▶ **Your goal**
According to the document excerpt on CT pulmonary angiography, how many patients in group A had a clinical diagnosis of CTEPH?

Five patients with positive findings were excluded from the study for the lack of presurgical CTPA in the picture archive, a lack of visible parenchymal hypoattenuation in the CTPA, lungs completely affected by CPE on the V/Q scan without demarcating difference of attenuation at CTPA, no CTED or CTEPH diagnosed clinically, and inclusion of a massive acute or chronic thromboembolism. Six patients with CPE-negative findings were excluded based on too large slice thickness on CTPA in our picture archive, parenchymal lesions covering over two thirds of the lung volume related to another disease (talcosis), acute pulmonary embolism, a suspicion of CPE at CTPA (two patients), and significant artefacts on CTPA related to prior surgery. After the exclusion, 25 positive (group A) and 25 negative (group B) cases were included in the study. Patient demographics are shown in Table 1.

Table 1 Patient demographics

In group A, 18 patients had a clinical diagnosis of CTEPH, clinically defined as the mean pulmonary arterial pressure > 25 mmHg at rest, pulmonary capillary wedge pressure < 15 mmHg documented with a right heart catheterisation, persisting mismatched perfusion defect in V/Q scan with specific diagnostic signs for CTEPH on CTPA or conventional pulmonary angiography [27]. Seven patients had CTED, defined with the same criteria as mentioned above, excluding pulmonary hypertension [28]. Seventeen patients with CTEPH had pulmonary hypertension confirmed with a right heart catheterisation. One CTEPH patient had only an echocardiogram done for the diagnosis. A normal pulmonary arterial pressure was confirmed with a right heart catheterisation for one of the patients with CTED. The rest did not warrant a right heart catheterisation.

The CTPA studies were performed before treatment on various scanners in multiple hospitals within the Hospital District of Helsinki and Uusimaa. The protocol was defined by the joint municipal authority for specialised healthcare. Different tube voltages were used depending on the scanner and the size of the patient (see Table 2 for details). All data were anonymised and stored on a server running the Extensible Neuroimaging Archive Toolkit version 1.1.6 [29].

Table 2 Number of patients imaged with each computed tomography scanner and tube voltage

Preprocessing

A radiologist with over 5 years of experience manually segmented the hypoperfused regions on the CTPA images for the 25 patients in group A, using V/Q scan images as a reference for segmentation. To appreciate the minor differences in the parenchymal attenuation, grey-level mapping with a window width ranging from 200 to 900 and a window level ranging from -1,100 to -800 was used. Only the regions of hypoperfusion visible in the CTPA were segmented. Regions where hypoattenuation was suspectedly caused by lung disease other than CPE were not segmented. Areas with relevant artefacts relating to, e.g., motion or beam hardening, were left unsegmented. Regions smaller than 5 mL were left unsegmented. Hyperattenuating lesions relating to the CPE were included in the segmentation, e.g., lung infarctions and atelectasis in the diseased area if seen in the hypoperfused region. Segmentation was done on the axial images using the image processing and visualisation platform 3D Slicer [30].

(Extracted data entries)
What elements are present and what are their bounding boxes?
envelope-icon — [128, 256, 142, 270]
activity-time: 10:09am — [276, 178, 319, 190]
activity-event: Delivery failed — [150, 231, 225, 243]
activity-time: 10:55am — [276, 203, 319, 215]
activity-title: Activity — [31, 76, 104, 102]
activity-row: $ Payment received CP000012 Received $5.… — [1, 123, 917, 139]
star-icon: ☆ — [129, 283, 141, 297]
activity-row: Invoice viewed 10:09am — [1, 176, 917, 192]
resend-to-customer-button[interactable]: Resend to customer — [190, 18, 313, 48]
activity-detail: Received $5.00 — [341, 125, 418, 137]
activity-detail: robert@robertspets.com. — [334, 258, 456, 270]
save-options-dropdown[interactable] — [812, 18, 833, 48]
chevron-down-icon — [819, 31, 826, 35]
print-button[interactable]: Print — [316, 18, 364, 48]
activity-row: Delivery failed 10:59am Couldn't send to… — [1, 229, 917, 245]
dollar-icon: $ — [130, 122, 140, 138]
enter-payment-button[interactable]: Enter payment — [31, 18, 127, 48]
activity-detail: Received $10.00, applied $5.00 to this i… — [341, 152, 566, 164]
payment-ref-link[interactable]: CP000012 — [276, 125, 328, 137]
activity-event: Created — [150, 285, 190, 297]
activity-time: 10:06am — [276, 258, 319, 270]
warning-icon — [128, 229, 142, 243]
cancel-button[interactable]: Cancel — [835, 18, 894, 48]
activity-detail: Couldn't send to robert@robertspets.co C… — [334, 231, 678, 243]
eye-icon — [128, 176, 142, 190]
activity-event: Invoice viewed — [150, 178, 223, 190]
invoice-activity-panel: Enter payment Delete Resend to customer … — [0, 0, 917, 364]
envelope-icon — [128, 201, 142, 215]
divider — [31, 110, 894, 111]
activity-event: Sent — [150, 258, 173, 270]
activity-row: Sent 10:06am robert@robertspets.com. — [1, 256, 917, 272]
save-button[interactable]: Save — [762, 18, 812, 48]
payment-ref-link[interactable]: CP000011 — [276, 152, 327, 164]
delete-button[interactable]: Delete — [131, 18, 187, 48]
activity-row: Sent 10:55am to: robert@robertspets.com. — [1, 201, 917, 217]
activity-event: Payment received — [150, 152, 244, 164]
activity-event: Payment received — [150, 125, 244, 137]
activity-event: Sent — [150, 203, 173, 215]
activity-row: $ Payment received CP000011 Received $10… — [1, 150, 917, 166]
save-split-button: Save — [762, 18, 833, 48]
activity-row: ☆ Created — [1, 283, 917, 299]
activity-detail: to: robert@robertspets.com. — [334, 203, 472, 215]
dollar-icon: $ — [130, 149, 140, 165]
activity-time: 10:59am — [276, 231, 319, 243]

▶ **Written response**
Eighteen patients in group A had a clinical diagnosis of CTEPH.